Short problem ->
Repeat the listing word for word. No pictures belong in the copy.

-------- Data records --------

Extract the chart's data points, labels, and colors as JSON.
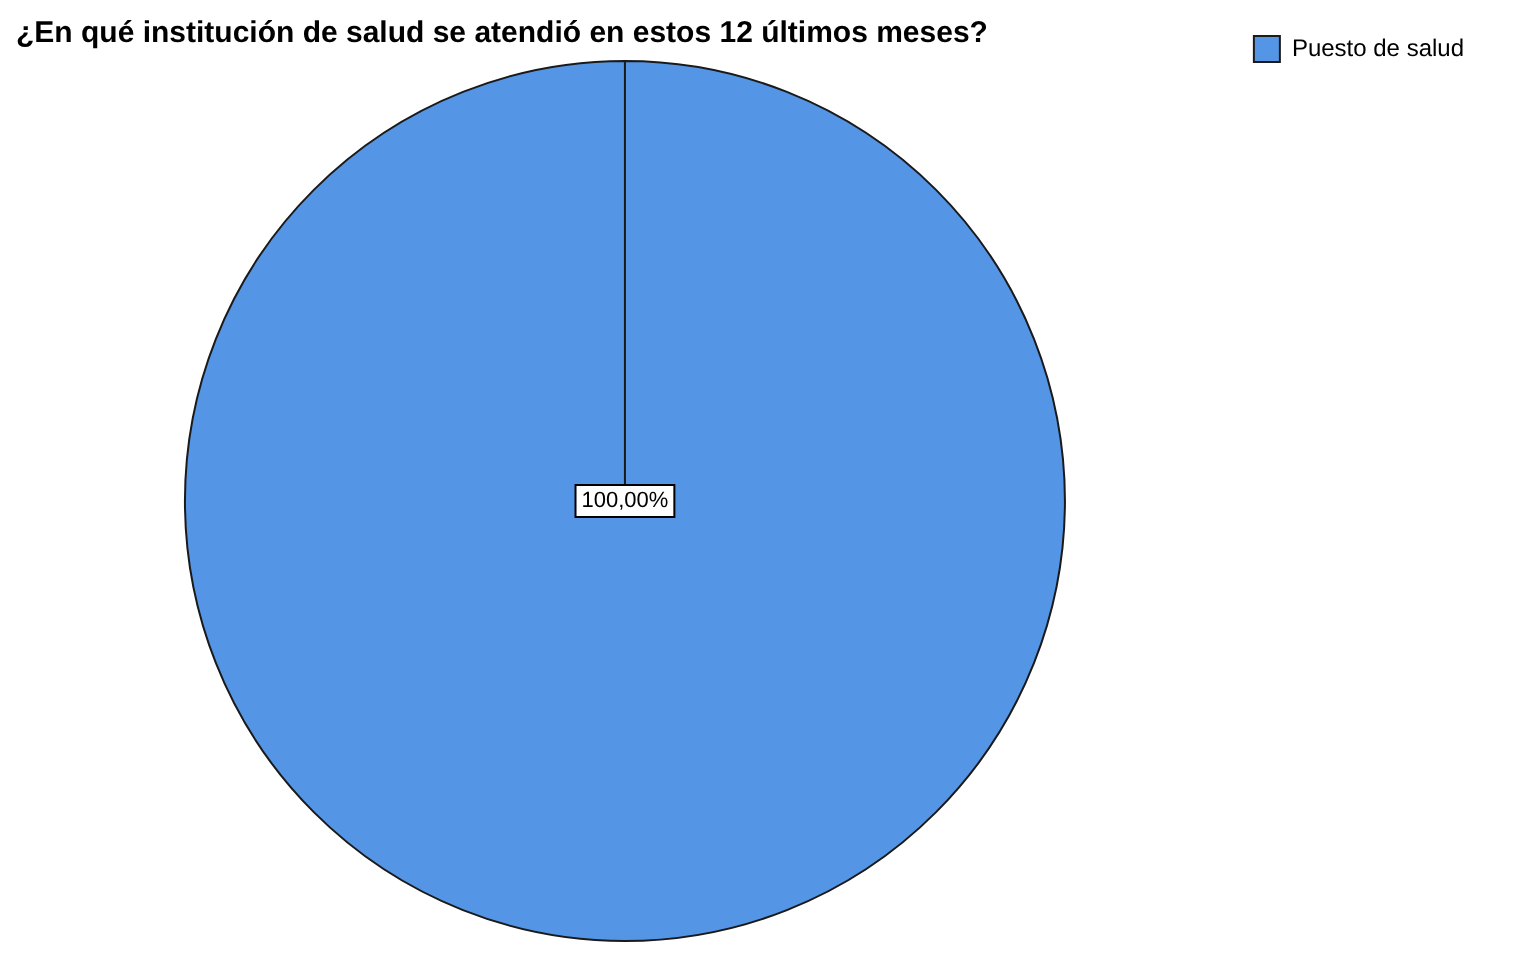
{
  "chart_data": {
    "type": "pie",
    "title": "¿En qué institución de salud se atendió en estos 12 últimos meses?",
    "categories": [
      "Puesto de salud"
    ],
    "values": [
      100
    ],
    "colors": [
      "#5595e5"
    ],
    "value_labels": [
      "100,00%"
    ],
    "legend": "top right"
  }
}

--------

Completed task ->
Extract the chart's data points, labels, and colors as JSON.
{
  "chart_data": {
    "type": "pie",
    "title": "¿En qué institución de salud se atendió en estos 12 últimos meses?",
    "categories": [
      "Puesto de salud"
    ],
    "values": [
      100
    ],
    "colors": [
      "#5595e5"
    ],
    "value_labels": [
      "100,00%"
    ],
    "legend": "top right"
  }
}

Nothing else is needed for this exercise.